> [Record extracts]
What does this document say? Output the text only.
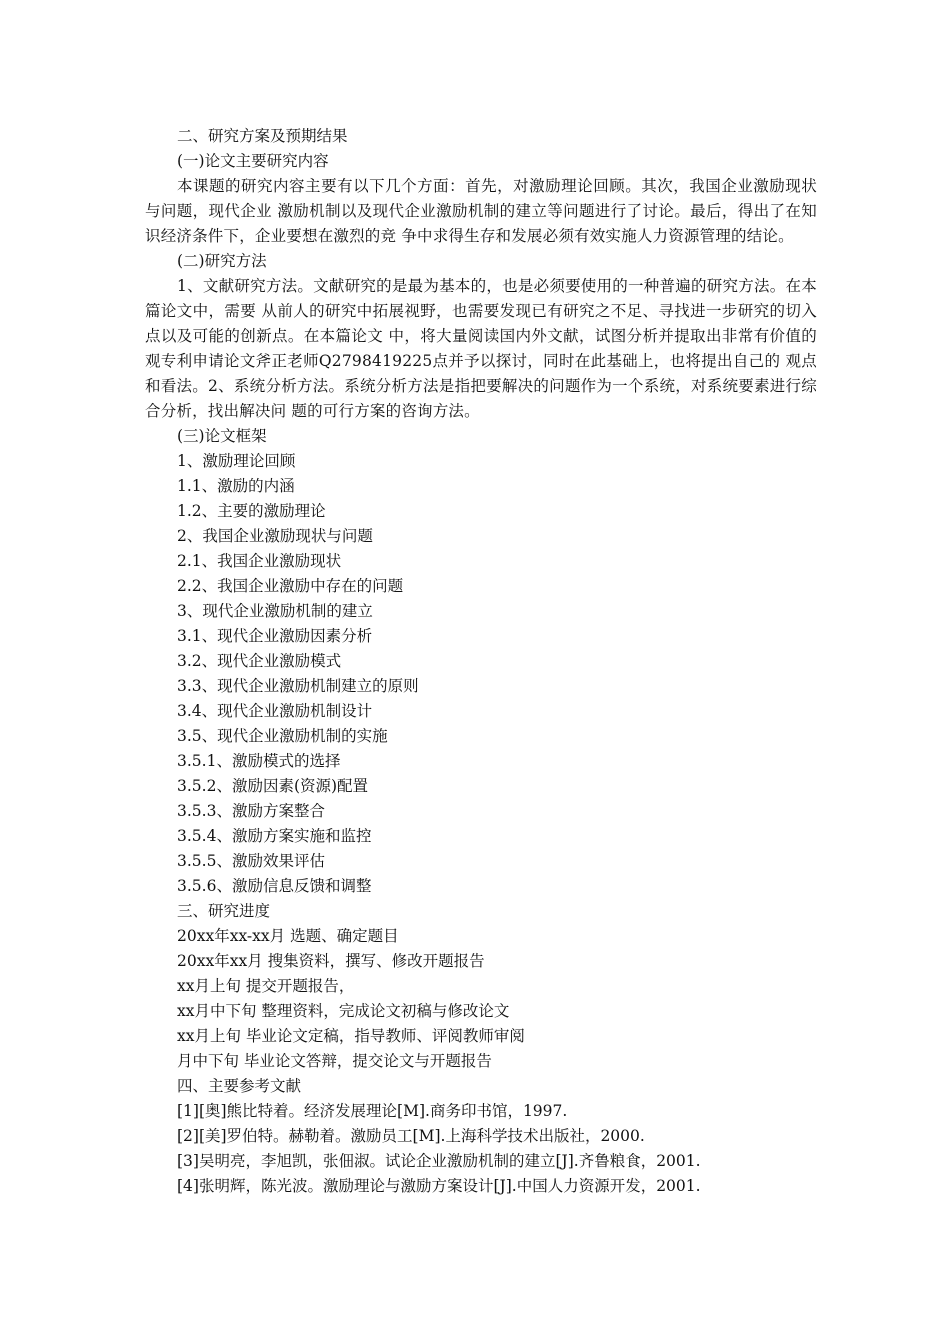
二、研究方案及预期结果
(一)论文主要研究内容

本课题的研究内容主要有以下几个方面：首先，对激励理论回顾。其次，我国企业激励现状与问题，现代企业 激励机制以及现代企业激励机制的建立等问题进行了讨论。最后，得出了在知识经济条件下，企业要想在激烈的竞 争中求得生存和发展必须有效实施人力资源管理的结论。

(二)研究方法

1、文献研究方法。文献研究的是最为基本的，也是必须要使用的一种普遍的研究方法。在本篇论文中，需要 从前人的研究中拓展视野，也需要发现已有研究之不足、寻找进一步研究的切入点以及可能的创新点。在本篇论文 中，将大量阅读国内外文献，试图分析并提取出非常有价值的观专利申请论文斧正老师Q2798419225点并予以探讨，同时在此基础上，也将提出自己的 观点和看法。2、系统分析方法。系统分析方法是指把要解决的问题作为一个系统，对系统要素进行综合分析，找出解决问 题的可行方案的咨询方法。

(三)论文框架
1、激励理论回顾
1.1、激励的内涵
1.2、主要的激励理论
2、我国企业激励现状与问题
2.1、我国企业激励现状
2.2、我国企业激励中存在的问题
3、现代企业激励机制的建立
3.1、现代企业激励因素分析
3.2、现代企业激励模式
3.3、现代企业激励机制建立的原则
3.4、现代企业激励机制设计
3.5、现代企业激励机制的实施
3.5.1、激励模式的选择
3.5.2、激励因素(资源)配置
3.5.3、激励方案整合
3.5.4、激励方案实施和监控
3.5.5、激励效果评估
3.5.6、激励信息反馈和调整
三、研究进度
20xx年xx-xx月 选题、确定题目
20xx年xx月 搜集资料，撰写、修改开题报告
xx月上旬 提交开题报告，
xx月中下旬 整理资料，完成论文初稿与修改论文
xx月上旬 毕业论文定稿，指导教师、评阅教师审阅
月中下旬 毕业论文答辩，提交论文与开题报告
四、主要参考文献
[1][奥]熊比特着。经济发展理论[M].商务印书馆，1997.
[2][美]罗伯特。赫勒着。激励员工[M].上海科学技术出版社，2000.
[3]吴明亮，李旭凯，张佃淑。试论企业激励机制的建立[J].齐鲁粮食，2001.
[4]张明辉，陈光波。激励理论与激励方案设计[J].中国人力资源开发，2001.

> [Task statement] Copy out every line of the material above exactly, skipping the pictures.

> [Task response]
What does this document say? Output the text only.
二、研究方案及预期结果
(一)论文主要研究内容

本课题的研究内容主要有以下几个方面：首先，对激励理论回顾。其次，我国企业激励现状与问题，现代企业 激励机制以及现代企业激励机制的建立等问题进行了讨论。最后，得出了在知识经济条件下，企业要想在激烈的竞 争中求得生存和发展必须有效实施人力资源管理的结论。

(二)研究方法

1、文献研究方法。文献研究的是最为基本的，也是必须要使用的一种普遍的研究方法。在本篇论文中，需要 从前人的研究中拓展视野，也需要发现已有研究之不足、寻找进一步研究的切入点以及可能的创新点。在本篇论文 中，将大量阅读国内外文献，试图分析并提取出非常有价值的观专利申请论文斧正老师Q2798419225点并予以探讨，同时在此基础上，也将提出自己的 观点和看法。2、系统分析方法。系统分析方法是指把要解决的问题作为一个系统，对系统要素进行综合分析，找出解决问 题的可行方案的咨询方法。

(三)论文框架
1、激励理论回顾
1.1、激励的内涵
1.2、主要的激励理论
2、我国企业激励现状与问题
2.1、我国企业激励现状
2.2、我国企业激励中存在的问题
3、现代企业激励机制的建立
3.1、现代企业激励因素分析
3.2、现代企业激励模式
3.3、现代企业激励机制建立的原则
3.4、现代企业激励机制设计
3.5、现代企业激励机制的实施
3.5.1、激励模式的选择
3.5.2、激励因素(资源)配置
3.5.3、激励方案整合
3.5.4、激励方案实施和监控
3.5.5、激励效果评估
3.5.6、激励信息反馈和调整
三、研究进度
20xx年xx-xx月 选题、确定题目
20xx年xx月 搜集资料，撰写、修改开题报告
xx月上旬 提交开题报告，
xx月中下旬 整理资料，完成论文初稿与修改论文
xx月上旬 毕业论文定稿，指导教师、评阅教师审阅
月中下旬 毕业论文答辩，提交论文与开题报告
四、主要参考文献
[1][奥]熊比特着。经济发展理论[M].商务印书馆，1997.
[2][美]罗伯特。赫勒着。激励员工[M].上海科学技术出版社，2000.
[3]吴明亮，李旭凯，张佃淑。试论企业激励机制的建立[J].齐鲁粮食，2001.
[4]张明辉，陈光波。激励理论与激励方案设计[J].中国人力资源开发，2001.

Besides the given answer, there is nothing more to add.